* BEGIN *

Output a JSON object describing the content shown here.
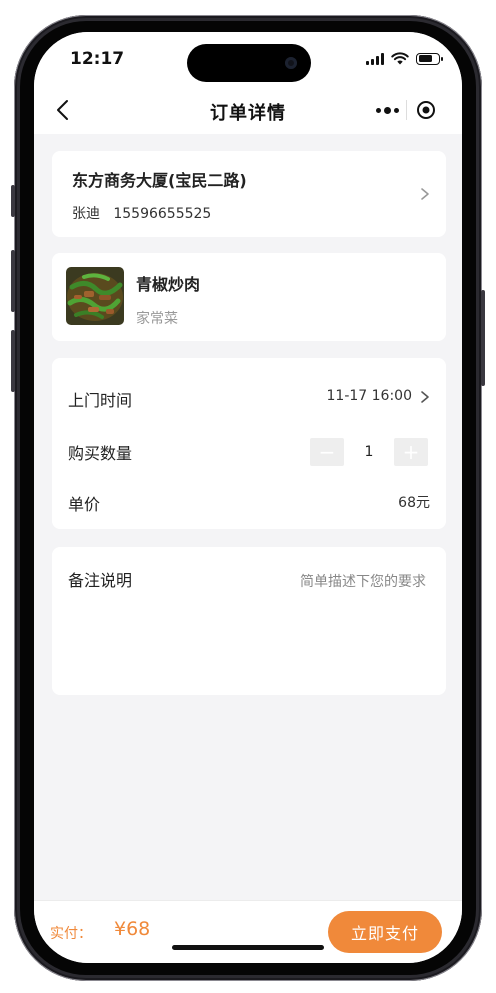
{
  "status_bar": {
    "time": "12:17"
  },
  "navbar": {
    "title": "订单详情"
  },
  "address": {
    "title": "东方商务大厦(宝民二路)",
    "name": "张迪",
    "phone": "15596655525"
  },
  "dish": {
    "name": "青椒炒肉",
    "category": "家常菜"
  },
  "order": {
    "visit_time_label": "上门时间",
    "visit_time_value": "11-17 16:00",
    "quantity_label": "购买数量",
    "quantity_value": "1",
    "minus": "−",
    "plus": "+",
    "price_label": "单价",
    "price_value": "68元"
  },
  "remark": {
    "label": "备注说明",
    "placeholder": "简单描述下您的要求"
  },
  "footer": {
    "pay_label": "实付：",
    "amount": "¥68",
    "pay_button": "立即支付"
  },
  "colors": {
    "accent": "#f0893a",
    "background": "#f4f4f6"
  },
  "icons": [
    "back-arrow-icon",
    "more-dots-icon",
    "close-target-icon",
    "chevron-right-icon",
    "signal-icon",
    "wifi-icon",
    "battery-icon"
  ]
}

* END *

→ Stated problem:
Transcribe the preceding listing in its entirety and with exact wording, leaving out pictures.

→ Solution to this problem:
Output a JSON object describing the content shown here.
{
  "status_bar": {
    "time": "12:17"
  },
  "navbar": {
    "title": "订单详情"
  },
  "address": {
    "title": "东方商务大厦(宝民二路)",
    "name": "张迪",
    "phone": "15596655525"
  },
  "dish": {
    "name": "青椒炒肉",
    "category": "家常菜"
  },
  "order": {
    "visit_time_label": "上门时间",
    "visit_time_value": "11-17 16:00",
    "quantity_label": "购买数量",
    "quantity_value": "1",
    "minus": "−",
    "plus": "+",
    "price_label": "单价",
    "price_value": "68元"
  },
  "remark": {
    "label": "备注说明",
    "placeholder": "简单描述下您的要求"
  },
  "footer": {
    "pay_label": "实付：",
    "amount": "¥68",
    "pay_button": "立即支付"
  },
  "colors": {
    "accent": "#f0893a",
    "background": "#f4f4f6"
  },
  "icons": [
    "back-arrow-icon",
    "more-dots-icon",
    "close-target-icon",
    "chevron-right-icon",
    "signal-icon",
    "wifi-icon",
    "battery-icon"
  ]
}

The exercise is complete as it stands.